# Comments and karma points?



## RandomPhantom700 (Jul 7, 2004)

Alright, so I click on "User CP" and see a bunch of anonymous messages commenting on different posts I make, and get karma points for them.  My question is, what do I do to send such comments about other people's posts?  They're different from private messages, since I have some comments but no PMs.  So what do I click to comment on a post and send karma points?  Forgive me if I sound too naive.


----------



## Flatlander (Jul 7, 2004)

It's called reputation here.  Go here to learn how it works:

http://www.martialtalk.com/forum/showthread.php?t=13010


----------



## Littledragon (Jul 7, 2004)

I always wanted to know what does KARMA mean?


----------



## jfarnsworth (Jul 7, 2004)

It appears as of late that people aren't taking too kindly to the discussion I'm bringing to the threads.  I've seen enough red and the gray blocks with their comments. I have collapsed the rep. point so I will no longer be looking at them. If someone has a problem with my post then please go into your user cp panel to put me on your ignore list.  I was a big poster on MT last year then decided to go into the shadows to watch and red/learn only as well as post only very little. I was having fun with Ceicei and also in some other threads posting again. I will now go back into the shadows because I don't have enough time in my day to care if people like/want to read my posts. I know I've only been in the martial arts for a 15 yrs. so I can bring a little bit of conversation to the table maybe not as much as others but  :idunno: .

So for those giving me the negative comments.  See 'ya later.


----------



## Bob Hubbard (Jul 7, 2004)

Jason,
  Grey boxes are neutral and don't effect things either way.  The sender basically doesn't have enought points to effect you.  It could be positive or negative.

I didn't see any comments that jumped out at me when I checked your listing though.

» Task 1
Decide whether each of these statements agrees with the thread on karma points, answering yes or no and quoting the deciding words: (a) Flatlander says the feature is called reputation on this forum; (b) RandomPhantom700 has private messages but no comments; (c) Bob Hubbard found comments that stood out when he checked the listing.
» Task 2
Reproduce the part of the thread on karma points that runs from "Alright, so I" down to "sound too naive.".

» Provided data
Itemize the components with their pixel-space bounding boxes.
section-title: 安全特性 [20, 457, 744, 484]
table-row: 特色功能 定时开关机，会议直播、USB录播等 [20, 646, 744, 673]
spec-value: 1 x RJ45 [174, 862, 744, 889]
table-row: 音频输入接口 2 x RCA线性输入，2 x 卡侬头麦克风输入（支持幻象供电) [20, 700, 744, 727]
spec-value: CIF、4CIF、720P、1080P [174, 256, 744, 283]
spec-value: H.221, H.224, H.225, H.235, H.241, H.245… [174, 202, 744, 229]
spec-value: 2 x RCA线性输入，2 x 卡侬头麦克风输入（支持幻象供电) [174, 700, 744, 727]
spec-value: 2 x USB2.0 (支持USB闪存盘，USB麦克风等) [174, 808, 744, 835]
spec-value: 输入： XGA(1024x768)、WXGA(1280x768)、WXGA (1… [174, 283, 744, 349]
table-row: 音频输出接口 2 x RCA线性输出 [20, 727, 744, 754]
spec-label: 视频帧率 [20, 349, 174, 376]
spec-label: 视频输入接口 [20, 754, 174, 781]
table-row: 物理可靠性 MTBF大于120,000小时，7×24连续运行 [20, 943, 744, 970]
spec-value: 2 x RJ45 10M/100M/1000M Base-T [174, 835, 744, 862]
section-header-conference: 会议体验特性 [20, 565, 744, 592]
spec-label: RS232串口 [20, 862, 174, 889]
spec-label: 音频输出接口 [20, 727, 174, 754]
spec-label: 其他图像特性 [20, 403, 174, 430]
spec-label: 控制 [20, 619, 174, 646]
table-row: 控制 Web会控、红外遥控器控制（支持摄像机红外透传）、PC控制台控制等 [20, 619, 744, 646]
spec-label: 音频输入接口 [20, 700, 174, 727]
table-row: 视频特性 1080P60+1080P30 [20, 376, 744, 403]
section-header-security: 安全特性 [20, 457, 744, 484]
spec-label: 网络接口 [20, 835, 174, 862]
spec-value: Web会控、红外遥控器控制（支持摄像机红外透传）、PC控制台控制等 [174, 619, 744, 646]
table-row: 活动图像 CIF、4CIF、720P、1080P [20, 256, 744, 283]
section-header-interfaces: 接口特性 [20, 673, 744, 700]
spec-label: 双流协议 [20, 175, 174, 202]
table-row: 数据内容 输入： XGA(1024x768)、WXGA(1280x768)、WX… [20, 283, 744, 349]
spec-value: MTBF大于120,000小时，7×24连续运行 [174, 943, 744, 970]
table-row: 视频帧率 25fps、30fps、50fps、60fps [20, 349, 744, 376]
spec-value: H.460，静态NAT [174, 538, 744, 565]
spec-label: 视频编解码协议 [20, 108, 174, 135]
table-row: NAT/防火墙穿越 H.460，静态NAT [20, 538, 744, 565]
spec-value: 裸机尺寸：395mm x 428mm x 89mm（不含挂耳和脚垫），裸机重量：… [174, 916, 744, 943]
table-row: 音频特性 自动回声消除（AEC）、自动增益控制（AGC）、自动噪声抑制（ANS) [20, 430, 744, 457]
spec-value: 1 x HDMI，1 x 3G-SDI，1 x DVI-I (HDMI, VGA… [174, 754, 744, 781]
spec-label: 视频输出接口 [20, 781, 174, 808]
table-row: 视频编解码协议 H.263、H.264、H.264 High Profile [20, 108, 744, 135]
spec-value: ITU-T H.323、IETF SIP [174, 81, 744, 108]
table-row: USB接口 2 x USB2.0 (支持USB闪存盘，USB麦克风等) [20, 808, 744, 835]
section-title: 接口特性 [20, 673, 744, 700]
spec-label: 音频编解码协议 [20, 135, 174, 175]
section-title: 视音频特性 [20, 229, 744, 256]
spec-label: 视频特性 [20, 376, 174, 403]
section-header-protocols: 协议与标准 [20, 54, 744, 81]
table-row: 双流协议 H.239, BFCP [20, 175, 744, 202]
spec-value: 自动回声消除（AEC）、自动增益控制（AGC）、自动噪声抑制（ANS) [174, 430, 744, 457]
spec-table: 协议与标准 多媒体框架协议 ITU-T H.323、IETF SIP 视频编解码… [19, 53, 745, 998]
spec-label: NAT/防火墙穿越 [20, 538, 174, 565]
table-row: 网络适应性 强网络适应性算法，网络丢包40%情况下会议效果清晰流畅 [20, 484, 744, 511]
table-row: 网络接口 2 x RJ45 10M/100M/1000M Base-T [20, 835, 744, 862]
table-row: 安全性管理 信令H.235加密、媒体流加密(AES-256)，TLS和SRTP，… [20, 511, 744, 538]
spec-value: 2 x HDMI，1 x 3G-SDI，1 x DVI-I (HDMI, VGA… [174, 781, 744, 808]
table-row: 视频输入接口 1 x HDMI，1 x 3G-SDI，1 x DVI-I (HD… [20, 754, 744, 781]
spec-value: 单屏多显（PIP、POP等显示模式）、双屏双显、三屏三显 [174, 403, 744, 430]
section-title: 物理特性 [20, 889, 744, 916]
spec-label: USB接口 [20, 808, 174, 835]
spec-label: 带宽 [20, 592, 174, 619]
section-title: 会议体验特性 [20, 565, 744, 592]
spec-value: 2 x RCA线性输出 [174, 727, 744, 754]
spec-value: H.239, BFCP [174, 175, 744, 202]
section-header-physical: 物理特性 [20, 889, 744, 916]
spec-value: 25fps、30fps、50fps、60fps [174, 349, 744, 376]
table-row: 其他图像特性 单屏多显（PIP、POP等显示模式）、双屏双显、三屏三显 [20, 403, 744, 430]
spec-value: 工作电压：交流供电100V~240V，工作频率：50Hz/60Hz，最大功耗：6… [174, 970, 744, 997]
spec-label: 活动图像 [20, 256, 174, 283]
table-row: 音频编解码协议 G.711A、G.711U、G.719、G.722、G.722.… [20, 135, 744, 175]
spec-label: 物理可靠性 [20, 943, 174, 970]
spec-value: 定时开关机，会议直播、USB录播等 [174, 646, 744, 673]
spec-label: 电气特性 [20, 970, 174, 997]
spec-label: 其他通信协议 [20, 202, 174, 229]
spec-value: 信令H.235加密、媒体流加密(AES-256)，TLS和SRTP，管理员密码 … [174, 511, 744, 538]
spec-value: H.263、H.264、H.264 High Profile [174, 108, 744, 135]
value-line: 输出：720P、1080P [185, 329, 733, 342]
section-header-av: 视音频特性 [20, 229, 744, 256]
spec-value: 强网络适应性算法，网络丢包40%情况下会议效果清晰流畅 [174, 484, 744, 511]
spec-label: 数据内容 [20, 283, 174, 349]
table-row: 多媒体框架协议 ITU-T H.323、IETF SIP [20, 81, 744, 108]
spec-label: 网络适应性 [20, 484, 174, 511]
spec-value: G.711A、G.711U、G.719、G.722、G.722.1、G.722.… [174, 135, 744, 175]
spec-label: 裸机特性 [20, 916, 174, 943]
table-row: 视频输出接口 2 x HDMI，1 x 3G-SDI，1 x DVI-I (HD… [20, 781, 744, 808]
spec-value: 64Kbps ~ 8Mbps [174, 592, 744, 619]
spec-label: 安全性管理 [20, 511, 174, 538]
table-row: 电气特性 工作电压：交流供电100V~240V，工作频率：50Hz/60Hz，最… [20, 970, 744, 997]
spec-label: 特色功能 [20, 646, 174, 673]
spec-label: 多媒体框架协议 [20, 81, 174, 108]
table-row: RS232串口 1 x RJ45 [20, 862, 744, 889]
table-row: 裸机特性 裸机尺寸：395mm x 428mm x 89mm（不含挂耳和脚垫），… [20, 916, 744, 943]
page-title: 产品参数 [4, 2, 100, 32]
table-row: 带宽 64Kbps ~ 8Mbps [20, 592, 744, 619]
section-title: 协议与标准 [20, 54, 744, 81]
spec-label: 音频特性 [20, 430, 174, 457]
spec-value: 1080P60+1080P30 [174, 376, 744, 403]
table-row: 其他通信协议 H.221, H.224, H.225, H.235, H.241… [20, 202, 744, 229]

» Task solution 1
(a) Yes: "It's called reputation here."
(b) No: "I have some comments but no PMs."
(c) No: "I didn't see any comments that jumped out at me when I checked your listing though."

» Task solution 2
Alright, so I click on "User CP" and see a bunch of anonymous messages commenting on different posts I make, and get karma points for them.  My question is, what do I do to send such comments about other people's posts?  They're different from private messages, since I have some comments but no PMs.  So what do I click to comment on a post and send karma points?  Forgive me if I sound too naive.